• **SUPPLIED MATERIAL**:

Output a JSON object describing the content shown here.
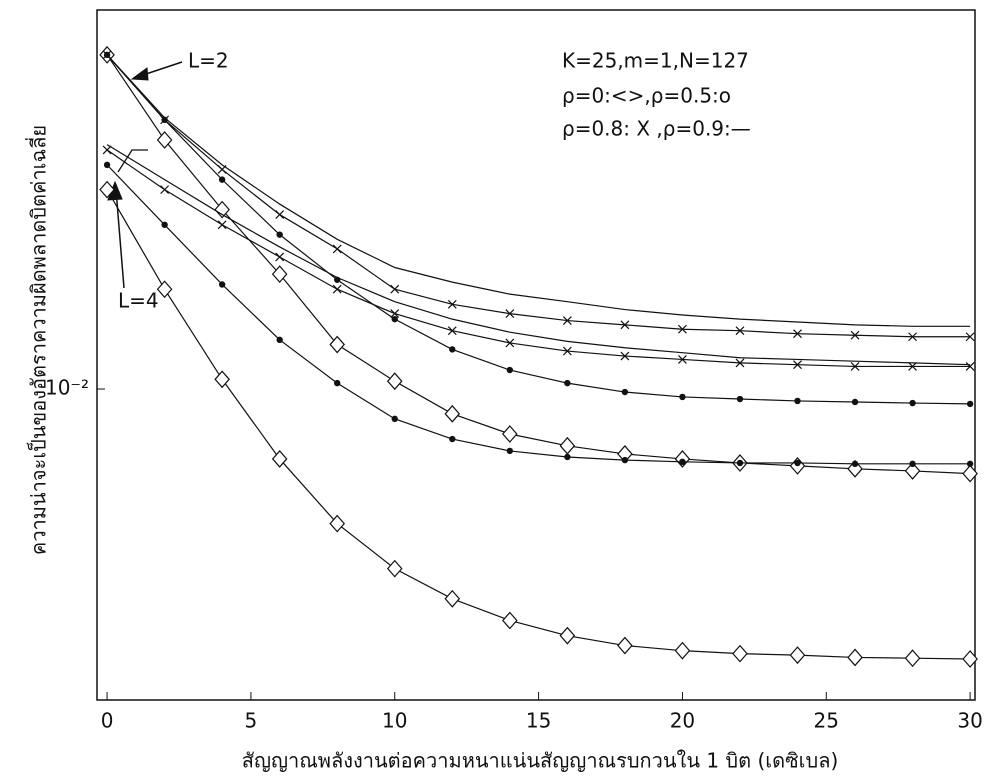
{
  "chart_data": {
    "type": "line",
    "xlabel": "สัญญาณพลังงานต่อความหนาแน่นสัญญาณรบกวนใน 1 บิต (เดซิเบล)",
    "ylabel": "ความน่าจะเป็นของอัตราความผิดพลาดบิตค่าเฉลี่ย",
    "annotations": [
      "K=25,m=1,N=127",
      "ρ=0:<>,ρ=0.5:o",
      "ρ=0.8: X ,ρ=0.9:—",
      "L=2",
      "L=4"
    ],
    "log_y": true,
    "xlim": [
      -0.35,
      30.17
    ],
    "xticks": [
      0,
      5,
      10,
      15,
      20,
      25,
      30
    ],
    "ylim": [
      0.0021,
      0.067
    ],
    "yticks": [
      {
        "value": 0.01,
        "label": "10⁻²"
      }
    ],
    "x": [
      0,
      2,
      4,
      6,
      8,
      10,
      12,
      14,
      16,
      18,
      20,
      22,
      24,
      26,
      28,
      30
    ],
    "series": [
      {
        "color": "#111111",
        "marker": "diamond",
        "values": [
          0.0535,
          0.0349,
          0.0246,
          0.0178,
          0.0125,
          0.0104,
          0.00883,
          0.00798,
          0.00752,
          0.00722,
          0.00704,
          0.0069,
          0.0068,
          0.0067,
          0.00663,
          0.00654
        ]
      },
      {
        "color": "#111111",
        "marker": "dot",
        "values": [
          0.0535,
          0.0386,
          0.0286,
          0.0217,
          0.0173,
          0.0142,
          0.0122,
          0.011,
          0.0103,
          0.00985,
          0.00961,
          0.00951,
          0.00942,
          0.00937,
          0.00932,
          0.00928
        ]
      },
      {
        "color": "#111111",
        "marker": "x",
        "values": [
          0.0535,
          0.0386,
          0.0301,
          0.024,
          0.0202,
          0.0165,
          0.0153,
          0.0146,
          0.0141,
          0.0138,
          0.0135,
          0.0134,
          0.0132,
          0.0131,
          0.013,
          0.013
        ]
      },
      {
        "color": "#111111",
        "marker": "none",
        "values": [
          0.0535,
          0.039,
          0.0308,
          0.0253,
          0.0212,
          0.0184,
          0.0171,
          0.0161,
          0.0155,
          0.0149,
          0.0145,
          0.0142,
          0.014,
          0.0138,
          0.0137,
          0.0137
        ]
      },
      {
        "color": "#111111",
        "marker": "diamond",
        "values": [
          0.0272,
          0.0165,
          0.0105,
          0.00704,
          0.00509,
          0.00406,
          0.00349,
          0.00313,
          0.0029,
          0.00276,
          0.00269,
          0.00265,
          0.00263,
          0.0026,
          0.00259,
          0.00258
        ]
      },
      {
        "color": "#111111",
        "marker": "dot",
        "values": [
          0.0308,
          0.0228,
          0.0169,
          0.0128,
          0.0103,
          0.00861,
          0.00778,
          0.00733,
          0.00711,
          0.007,
          0.00694,
          0.0069,
          0.0069,
          0.00687,
          0.00687,
          0.00687
        ]
      },
      {
        "color": "#111111",
        "marker": "x",
        "values": [
          0.0332,
          0.0272,
          0.0228,
          0.0194,
          0.0165,
          0.0146,
          0.0134,
          0.0126,
          0.0121,
          0.0118,
          0.0116,
          0.0114,
          0.0113,
          0.0112,
          0.0112,
          0.0112
        ]
      },
      {
        "color": "#111111",
        "marker": "none",
        "values": [
          0.0341,
          0.0286,
          0.024,
          0.0204,
          0.0175,
          0.0155,
          0.0142,
          0.0133,
          0.0127,
          0.0123,
          0.012,
          0.0117,
          0.0116,
          0.0115,
          0.0114,
          0.0113
        ]
      }
    ]
  }
}
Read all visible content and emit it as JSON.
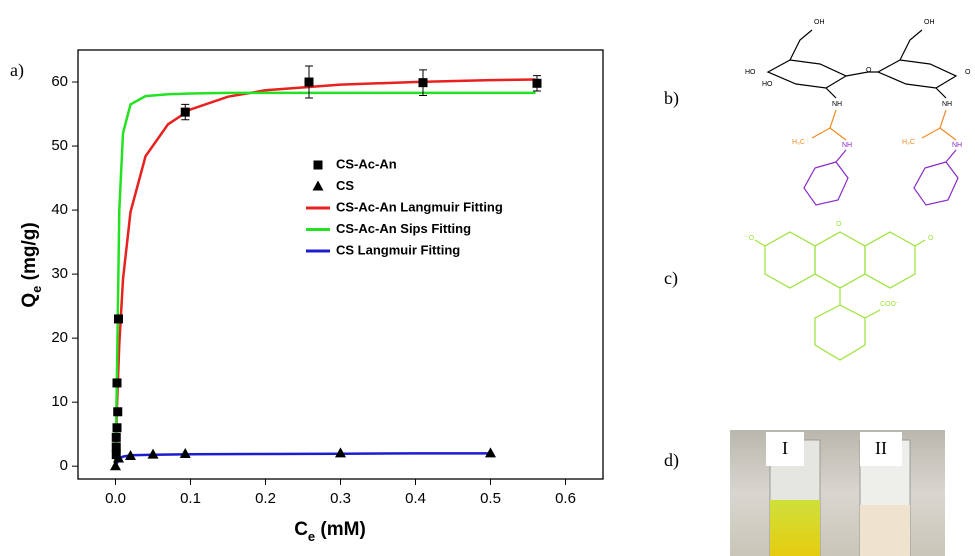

• **SET PROBLEM**:
Word for word, quote the full listing, omitting every picture.

• **CORRECT RESPONSE**:
Output a JSON object describing the content shown here.
{
  "chart_data": {
    "type": "line",
    "xlabel": "สัญญาณพลังงานต่อความหนาแน่นสัญญาณรบกวนใน 1 บิต (เดซิเบล)",
    "ylabel": "ความน่าจะเป็นของอัตราความผิดพลาดบิตค่าเฉลี่ย",
    "annotations": [
      "K=25,m=1,N=127",
      "ρ=0:<>,ρ=0.5:o",
      "ρ=0.8: X ,ρ=0.9:—",
      "L=2",
      "L=4"
    ],
    "log_y": true,
    "xlim": [
      -0.35,
      30.17
    ],
    "xticks": [
      0,
      5,
      10,
      15,
      20,
      25,
      30
    ],
    "ylim": [
      0.0021,
      0.067
    ],
    "yticks": [
      {
        "value": 0.01,
        "label": "10⁻²"
      }
    ],
    "x": [
      0,
      2,
      4,
      6,
      8,
      10,
      12,
      14,
      16,
      18,
      20,
      22,
      24,
      26,
      28,
      30
    ],
    "series": [
      {
        "color": "#111111",
        "marker": "diamond",
        "values": [
          0.0535,
          0.0349,
          0.0246,
          0.0178,
          0.0125,
          0.0104,
          0.00883,
          0.00798,
          0.00752,
          0.00722,
          0.00704,
          0.0069,
          0.0068,
          0.0067,
          0.00663,
          0.00654
        ]
      },
      {
        "color": "#111111",
        "marker": "dot",
        "values": [
          0.0535,
          0.0386,
          0.0286,
          0.0217,
          0.0173,
          0.0142,
          0.0122,
          0.011,
          0.0103,
          0.00985,
          0.00961,
          0.00951,
          0.00942,
          0.00937,
          0.00932,
          0.00928
        ]
      },
      {
        "color": "#111111",
        "marker": "x",
        "values": [
          0.0535,
          0.0386,
          0.0301,
          0.024,
          0.0202,
          0.0165,
          0.0153,
          0.0146,
          0.0141,
          0.0138,
          0.0135,
          0.0134,
          0.0132,
          0.0131,
          0.013,
          0.013
        ]
      },
      {
        "color": "#111111",
        "marker": "none",
        "values": [
          0.0535,
          0.039,
          0.0308,
          0.0253,
          0.0212,
          0.0184,
          0.0171,
          0.0161,
          0.0155,
          0.0149,
          0.0145,
          0.0142,
          0.014,
          0.0138,
          0.0137,
          0.0137
        ]
      },
      {
        "color": "#111111",
        "marker": "diamond",
        "values": [
          0.0272,
          0.0165,
          0.0105,
          0.00704,
          0.00509,
          0.00406,
          0.00349,
          0.00313,
          0.0029,
          0.00276,
          0.00269,
          0.00265,
          0.00263,
          0.0026,
          0.00259,
          0.00258
        ]
      },
      {
        "color": "#111111",
        "marker": "dot",
        "values": [
          0.0308,
          0.0228,
          0.0169,
          0.0128,
          0.0103,
          0.00861,
          0.00778,
          0.00733,
          0.00711,
          0.007,
          0.00694,
          0.0069,
          0.0069,
          0.00687,
          0.00687,
          0.00687
        ]
      },
      {
        "color": "#111111",
        "marker": "x",
        "values": [
          0.0332,
          0.0272,
          0.0228,
          0.0194,
          0.0165,
          0.0146,
          0.0134,
          0.0126,
          0.0121,
          0.0118,
          0.0116,
          0.0114,
          0.0113,
          0.0112,
          0.0112,
          0.0112
        ]
      },
      {
        "color": "#111111",
        "marker": "none",
        "values": [
          0.0341,
          0.0286,
          0.024,
          0.0204,
          0.0175,
          0.0155,
          0.0142,
          0.0133,
          0.0127,
          0.0123,
          0.012,
          0.0117,
          0.0116,
          0.0115,
          0.0114,
          0.0113
        ]
      }
    ]
  }
}
Read all visible content and emit it as JSON.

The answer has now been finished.